TASK REQUIREMENTS =
(a) Transcribe the part of the Jeff Russo text that opens with the words "Background information" and closes with "band Low Stars.".
(b) Restate word for word the lines of the listing from its first line through the line containing "186, 584, 202]", including both.

Background information
- Origin: United States
- Genres: Rock, americana
- Occupations: Composer, songwriter, guitarist, vocalist, music producer
- Years active: 1993–present
- Website: jeffrusso.com

= Jeff Russo =

American songwriter and composer

Jeff Russo (born August 31, 1969) is an American composer, songwriter, guitarist, vocalist and music producer, and one of the two founding members of the rock band Tonic. He is also a founding member of the Americana band Low Stars.

Russo is also known for his work as a composer on various films and television series, notably the Noah Hawley series Fargo, Legion and Alien: Earth (as well as his film Lucy in the Sky); the Star Trek series Star Trek: Discovery, Star Trek: Picard, Star Trek: Strange New Worlds, and Star Trek: Starfleet Academy; the American remake of Utopia; as well as Counterpart, Snowfall, and For All Mankind. He also scored the miniseries The Night Of, Brand New Cherry Flavor, and Ripley, and the acclaimed video game What Remains of Edith Finch. For his work on Fargo, he won the Primetime Emmy Award for Outstanding Music Composition for a Limited Series, Movie, or Special in 2017.

==Biography==
Russo began his music career as a rock musician, co-founding the band Tonic. In 2006 he was invited (by his friends, Wendy & Lisa) to assist in the studio while they worked on multiple film and TV projects, and he realized how much he enjoyed the process.
He scores two Peabody Award nominated shows: CBS’s Star Trek: Discovery and FX’s Legion, starring Dan Stevens and Aubrey Plaza. He also scores on Netflix’s The Umbrella Academy starring Elliot Page, Robert Sheehan and Mary J. Blige, which is based on the popular comic book series by Gerard Way and Gabriel Ba. He wrote for Noah Hawley’s feature directorial debut from Fox Searchlight, Lucy in the Sky, starring Natalie Portman and Jon Hamm, and Altered Carbon, an adaptation of Richard K. Morgan’s sci-fi novel. His film work includes scoring Mark Wahlberg’s action-thriller film Mile 22, Craig Macneill’s Lizzie, starring Chloë Sevigny and Kristen Stewart, which premiered at the 2018 Sundance Film Festival, and Jon Avnet’s Three Christs, starring Richard Gere, which premiered at the 2017 Toronto International Film Festival.

PROVIDED ENTRIES =

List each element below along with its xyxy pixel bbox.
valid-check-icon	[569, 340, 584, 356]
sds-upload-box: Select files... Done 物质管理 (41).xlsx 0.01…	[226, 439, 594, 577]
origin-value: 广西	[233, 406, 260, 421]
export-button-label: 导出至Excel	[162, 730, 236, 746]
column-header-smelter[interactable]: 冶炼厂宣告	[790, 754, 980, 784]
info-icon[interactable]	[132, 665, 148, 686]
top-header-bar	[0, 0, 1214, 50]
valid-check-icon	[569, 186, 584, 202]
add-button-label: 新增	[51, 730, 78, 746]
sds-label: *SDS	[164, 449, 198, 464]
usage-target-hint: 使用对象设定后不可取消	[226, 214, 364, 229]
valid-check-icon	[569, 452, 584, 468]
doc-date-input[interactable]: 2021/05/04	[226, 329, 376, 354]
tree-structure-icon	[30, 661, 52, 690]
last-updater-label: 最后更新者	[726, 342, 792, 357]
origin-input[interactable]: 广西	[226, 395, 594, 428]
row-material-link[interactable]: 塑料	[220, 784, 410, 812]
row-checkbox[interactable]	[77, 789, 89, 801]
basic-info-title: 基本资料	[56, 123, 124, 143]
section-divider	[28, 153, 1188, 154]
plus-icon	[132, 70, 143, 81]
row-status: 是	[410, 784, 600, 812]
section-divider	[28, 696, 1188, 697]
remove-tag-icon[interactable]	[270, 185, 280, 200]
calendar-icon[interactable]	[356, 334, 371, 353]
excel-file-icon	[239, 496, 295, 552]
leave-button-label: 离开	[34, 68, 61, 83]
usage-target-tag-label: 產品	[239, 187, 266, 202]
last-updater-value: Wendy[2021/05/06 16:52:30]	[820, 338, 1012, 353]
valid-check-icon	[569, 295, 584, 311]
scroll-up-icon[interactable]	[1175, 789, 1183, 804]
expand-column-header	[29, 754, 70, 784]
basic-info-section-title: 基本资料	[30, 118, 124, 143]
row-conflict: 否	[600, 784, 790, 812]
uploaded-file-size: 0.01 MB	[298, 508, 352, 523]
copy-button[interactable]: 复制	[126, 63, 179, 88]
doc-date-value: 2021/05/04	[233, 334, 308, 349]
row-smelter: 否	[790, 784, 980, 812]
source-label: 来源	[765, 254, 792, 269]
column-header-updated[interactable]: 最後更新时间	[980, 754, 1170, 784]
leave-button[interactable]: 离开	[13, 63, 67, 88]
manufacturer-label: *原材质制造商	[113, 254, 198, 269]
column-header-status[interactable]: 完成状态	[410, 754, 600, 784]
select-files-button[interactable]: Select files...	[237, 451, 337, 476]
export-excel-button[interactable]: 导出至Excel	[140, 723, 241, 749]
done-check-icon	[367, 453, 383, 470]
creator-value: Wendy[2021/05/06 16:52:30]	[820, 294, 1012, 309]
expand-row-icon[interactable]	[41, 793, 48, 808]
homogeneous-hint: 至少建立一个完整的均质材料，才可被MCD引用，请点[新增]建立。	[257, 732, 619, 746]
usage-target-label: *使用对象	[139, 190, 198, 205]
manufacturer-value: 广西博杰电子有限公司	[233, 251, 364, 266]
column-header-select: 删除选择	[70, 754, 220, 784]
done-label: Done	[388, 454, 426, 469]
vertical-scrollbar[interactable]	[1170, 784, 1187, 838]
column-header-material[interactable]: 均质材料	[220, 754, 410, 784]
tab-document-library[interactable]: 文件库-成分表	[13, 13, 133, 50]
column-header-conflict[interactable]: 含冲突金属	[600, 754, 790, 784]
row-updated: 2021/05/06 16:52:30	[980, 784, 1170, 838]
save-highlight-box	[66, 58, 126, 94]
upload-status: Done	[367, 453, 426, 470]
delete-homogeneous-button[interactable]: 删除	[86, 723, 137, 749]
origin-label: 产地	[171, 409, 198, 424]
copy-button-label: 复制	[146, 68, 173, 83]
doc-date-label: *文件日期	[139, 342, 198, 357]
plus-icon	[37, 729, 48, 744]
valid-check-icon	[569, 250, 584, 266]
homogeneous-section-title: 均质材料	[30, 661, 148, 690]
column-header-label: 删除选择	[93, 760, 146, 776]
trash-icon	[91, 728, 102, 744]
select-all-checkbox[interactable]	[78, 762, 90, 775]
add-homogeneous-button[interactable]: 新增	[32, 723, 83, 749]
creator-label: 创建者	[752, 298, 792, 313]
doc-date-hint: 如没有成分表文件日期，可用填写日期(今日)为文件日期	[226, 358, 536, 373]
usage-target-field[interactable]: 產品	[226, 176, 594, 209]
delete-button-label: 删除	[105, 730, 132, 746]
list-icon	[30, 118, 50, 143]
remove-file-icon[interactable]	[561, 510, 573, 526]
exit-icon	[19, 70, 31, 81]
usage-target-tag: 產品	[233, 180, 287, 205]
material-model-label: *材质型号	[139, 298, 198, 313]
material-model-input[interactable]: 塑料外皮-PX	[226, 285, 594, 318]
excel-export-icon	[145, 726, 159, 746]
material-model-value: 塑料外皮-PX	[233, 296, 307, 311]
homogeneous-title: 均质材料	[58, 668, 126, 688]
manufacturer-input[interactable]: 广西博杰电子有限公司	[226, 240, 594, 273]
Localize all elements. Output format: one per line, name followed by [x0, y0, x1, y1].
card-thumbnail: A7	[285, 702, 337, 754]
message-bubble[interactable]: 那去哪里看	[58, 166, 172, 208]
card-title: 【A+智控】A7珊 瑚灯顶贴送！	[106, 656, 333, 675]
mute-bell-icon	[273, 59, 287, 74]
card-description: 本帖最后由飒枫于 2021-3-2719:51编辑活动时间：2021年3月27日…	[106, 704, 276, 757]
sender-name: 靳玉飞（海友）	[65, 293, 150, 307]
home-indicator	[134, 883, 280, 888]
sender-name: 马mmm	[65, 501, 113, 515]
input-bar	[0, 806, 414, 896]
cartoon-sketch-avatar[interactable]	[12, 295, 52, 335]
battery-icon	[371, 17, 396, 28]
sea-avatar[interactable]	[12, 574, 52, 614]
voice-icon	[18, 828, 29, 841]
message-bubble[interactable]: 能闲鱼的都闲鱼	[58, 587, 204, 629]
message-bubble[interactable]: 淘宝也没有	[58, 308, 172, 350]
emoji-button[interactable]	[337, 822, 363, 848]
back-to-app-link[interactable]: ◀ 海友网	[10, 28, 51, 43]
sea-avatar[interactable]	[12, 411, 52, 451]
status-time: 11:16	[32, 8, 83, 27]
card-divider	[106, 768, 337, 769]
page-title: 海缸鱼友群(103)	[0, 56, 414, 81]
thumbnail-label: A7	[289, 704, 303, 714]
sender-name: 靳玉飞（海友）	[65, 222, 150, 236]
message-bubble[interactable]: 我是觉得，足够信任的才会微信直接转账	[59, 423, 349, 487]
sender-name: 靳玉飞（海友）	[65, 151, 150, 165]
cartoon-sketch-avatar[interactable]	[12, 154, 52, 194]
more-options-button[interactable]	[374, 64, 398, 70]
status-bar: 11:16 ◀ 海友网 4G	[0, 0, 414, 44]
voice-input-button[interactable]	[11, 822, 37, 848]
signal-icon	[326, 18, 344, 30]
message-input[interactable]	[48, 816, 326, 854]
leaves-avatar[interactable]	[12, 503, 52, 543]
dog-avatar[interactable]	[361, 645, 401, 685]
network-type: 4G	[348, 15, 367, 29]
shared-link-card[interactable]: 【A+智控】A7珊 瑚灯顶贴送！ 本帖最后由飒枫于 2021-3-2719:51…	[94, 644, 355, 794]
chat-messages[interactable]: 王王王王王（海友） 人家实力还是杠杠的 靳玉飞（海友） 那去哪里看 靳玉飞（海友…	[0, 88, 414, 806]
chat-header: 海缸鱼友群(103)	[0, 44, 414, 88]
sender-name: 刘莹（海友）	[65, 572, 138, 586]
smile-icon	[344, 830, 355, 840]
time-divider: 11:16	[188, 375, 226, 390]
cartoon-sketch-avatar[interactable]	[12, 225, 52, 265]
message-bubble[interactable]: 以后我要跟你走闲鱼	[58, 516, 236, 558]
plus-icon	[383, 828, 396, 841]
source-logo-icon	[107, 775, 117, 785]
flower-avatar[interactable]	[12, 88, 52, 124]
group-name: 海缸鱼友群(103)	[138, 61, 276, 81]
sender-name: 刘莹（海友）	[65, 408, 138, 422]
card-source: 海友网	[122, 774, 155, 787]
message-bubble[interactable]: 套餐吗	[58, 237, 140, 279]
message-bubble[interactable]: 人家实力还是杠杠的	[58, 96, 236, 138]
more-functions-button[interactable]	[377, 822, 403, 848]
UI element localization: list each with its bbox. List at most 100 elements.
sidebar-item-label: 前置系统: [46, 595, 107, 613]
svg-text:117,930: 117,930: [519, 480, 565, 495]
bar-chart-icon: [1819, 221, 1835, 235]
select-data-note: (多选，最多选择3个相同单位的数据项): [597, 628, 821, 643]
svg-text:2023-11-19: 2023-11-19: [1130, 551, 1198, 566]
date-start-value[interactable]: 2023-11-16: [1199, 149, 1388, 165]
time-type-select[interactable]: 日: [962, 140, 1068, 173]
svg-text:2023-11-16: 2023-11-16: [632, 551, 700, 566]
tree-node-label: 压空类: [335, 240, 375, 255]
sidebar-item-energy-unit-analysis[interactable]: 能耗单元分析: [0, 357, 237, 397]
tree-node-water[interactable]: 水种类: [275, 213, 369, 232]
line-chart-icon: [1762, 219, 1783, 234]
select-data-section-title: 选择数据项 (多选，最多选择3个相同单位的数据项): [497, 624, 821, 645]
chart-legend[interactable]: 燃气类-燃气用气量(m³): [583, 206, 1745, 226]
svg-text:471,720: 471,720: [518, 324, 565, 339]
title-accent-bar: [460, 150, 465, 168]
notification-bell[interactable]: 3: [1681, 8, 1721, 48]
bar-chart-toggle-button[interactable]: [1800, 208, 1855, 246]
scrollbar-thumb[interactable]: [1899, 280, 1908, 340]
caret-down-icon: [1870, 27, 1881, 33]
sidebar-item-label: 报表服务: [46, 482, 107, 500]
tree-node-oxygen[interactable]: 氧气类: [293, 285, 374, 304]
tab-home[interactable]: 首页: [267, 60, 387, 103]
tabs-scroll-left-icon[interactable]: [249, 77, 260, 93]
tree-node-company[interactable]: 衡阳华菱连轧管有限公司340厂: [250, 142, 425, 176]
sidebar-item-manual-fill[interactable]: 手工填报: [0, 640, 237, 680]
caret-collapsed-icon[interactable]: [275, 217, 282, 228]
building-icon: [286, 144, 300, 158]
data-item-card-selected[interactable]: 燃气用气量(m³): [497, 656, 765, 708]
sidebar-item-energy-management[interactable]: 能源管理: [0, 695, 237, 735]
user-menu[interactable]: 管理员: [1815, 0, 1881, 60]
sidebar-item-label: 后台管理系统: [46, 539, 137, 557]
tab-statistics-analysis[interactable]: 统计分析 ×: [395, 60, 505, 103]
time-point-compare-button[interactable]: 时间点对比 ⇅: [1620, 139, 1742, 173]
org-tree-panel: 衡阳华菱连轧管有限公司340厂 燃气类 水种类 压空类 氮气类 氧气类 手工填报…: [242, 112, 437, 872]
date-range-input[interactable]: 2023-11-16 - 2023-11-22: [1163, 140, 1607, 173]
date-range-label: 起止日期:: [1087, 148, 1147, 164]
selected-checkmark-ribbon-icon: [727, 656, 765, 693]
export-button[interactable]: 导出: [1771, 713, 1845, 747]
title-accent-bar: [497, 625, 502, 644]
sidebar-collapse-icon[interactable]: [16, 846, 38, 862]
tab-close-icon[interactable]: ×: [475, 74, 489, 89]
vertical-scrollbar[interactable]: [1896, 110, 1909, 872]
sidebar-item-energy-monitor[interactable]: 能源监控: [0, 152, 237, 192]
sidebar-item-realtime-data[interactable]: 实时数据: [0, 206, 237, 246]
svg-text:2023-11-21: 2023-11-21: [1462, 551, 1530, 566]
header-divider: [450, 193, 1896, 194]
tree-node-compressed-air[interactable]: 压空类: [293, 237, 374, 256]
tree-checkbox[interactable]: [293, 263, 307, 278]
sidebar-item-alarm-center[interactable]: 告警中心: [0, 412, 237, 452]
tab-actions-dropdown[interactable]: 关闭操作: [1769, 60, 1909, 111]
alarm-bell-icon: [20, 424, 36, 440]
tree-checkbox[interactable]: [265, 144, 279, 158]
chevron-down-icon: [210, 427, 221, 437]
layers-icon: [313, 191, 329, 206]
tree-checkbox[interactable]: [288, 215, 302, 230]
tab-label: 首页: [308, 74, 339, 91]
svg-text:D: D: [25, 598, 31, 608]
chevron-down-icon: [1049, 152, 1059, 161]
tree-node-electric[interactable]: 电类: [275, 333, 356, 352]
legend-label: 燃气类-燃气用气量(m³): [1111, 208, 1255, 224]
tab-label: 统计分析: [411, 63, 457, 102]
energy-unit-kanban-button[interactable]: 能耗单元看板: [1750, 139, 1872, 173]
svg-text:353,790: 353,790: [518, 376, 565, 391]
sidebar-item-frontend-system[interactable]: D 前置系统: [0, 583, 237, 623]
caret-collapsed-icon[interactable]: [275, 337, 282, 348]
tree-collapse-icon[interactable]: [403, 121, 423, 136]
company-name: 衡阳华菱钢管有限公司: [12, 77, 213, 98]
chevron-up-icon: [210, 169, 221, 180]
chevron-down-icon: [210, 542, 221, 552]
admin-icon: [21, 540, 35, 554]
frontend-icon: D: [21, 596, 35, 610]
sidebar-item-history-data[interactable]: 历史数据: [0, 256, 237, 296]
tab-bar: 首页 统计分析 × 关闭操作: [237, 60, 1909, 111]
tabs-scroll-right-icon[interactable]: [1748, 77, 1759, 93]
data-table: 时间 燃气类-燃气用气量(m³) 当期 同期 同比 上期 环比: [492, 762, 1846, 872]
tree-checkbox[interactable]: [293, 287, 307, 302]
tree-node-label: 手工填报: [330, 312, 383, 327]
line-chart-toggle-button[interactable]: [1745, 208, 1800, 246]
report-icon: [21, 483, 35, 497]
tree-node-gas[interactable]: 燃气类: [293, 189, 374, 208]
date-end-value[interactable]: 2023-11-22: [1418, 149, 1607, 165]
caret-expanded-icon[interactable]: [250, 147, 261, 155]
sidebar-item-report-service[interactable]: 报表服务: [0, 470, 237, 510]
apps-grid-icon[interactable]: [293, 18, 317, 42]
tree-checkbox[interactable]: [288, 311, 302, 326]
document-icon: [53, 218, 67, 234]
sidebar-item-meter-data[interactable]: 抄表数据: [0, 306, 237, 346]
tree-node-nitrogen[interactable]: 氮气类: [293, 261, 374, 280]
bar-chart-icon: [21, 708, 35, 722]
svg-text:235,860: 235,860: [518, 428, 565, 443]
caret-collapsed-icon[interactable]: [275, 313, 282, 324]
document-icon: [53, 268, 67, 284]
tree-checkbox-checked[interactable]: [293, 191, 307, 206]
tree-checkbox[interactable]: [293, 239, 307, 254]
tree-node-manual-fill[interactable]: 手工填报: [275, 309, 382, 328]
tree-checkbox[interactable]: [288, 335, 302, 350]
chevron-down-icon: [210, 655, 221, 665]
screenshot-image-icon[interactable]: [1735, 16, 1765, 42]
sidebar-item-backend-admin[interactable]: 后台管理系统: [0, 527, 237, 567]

FULL SOLUTIONS =
(a)
Background information
- Origin: United States
- Genres: Rock, americana
- Occupations: Composer, songwriter, guitarist, vocalist, music producer
- Years active: 1993–present
- Website: jeffrusso.com

= Jeff Russo =

American songwriter and composer

Jeff Russo (born August 31, 1969) is an American composer, songwriter, guitarist, vocalist and music producer, and one of the two founding members of the rock band Tonic. He is also a founding member of the Americana band Low Stars.

(b)
List each element below along with its xyxy pixel bbox.
valid-check-icon	[569, 340, 584, 356]
sds-upload-box: Select files... Done 物质管理 (41).xlsx 0.01…	[226, 439, 594, 577]
origin-value: 广西	[233, 406, 260, 421]
export-button-label: 导出至Excel	[162, 730, 236, 746]
column-header-smelter[interactable]: 冶炼厂宣告	[790, 754, 980, 784]
info-icon[interactable]	[132, 665, 148, 686]
top-header-bar	[0, 0, 1214, 50]
valid-check-icon	[569, 186, 584, 202]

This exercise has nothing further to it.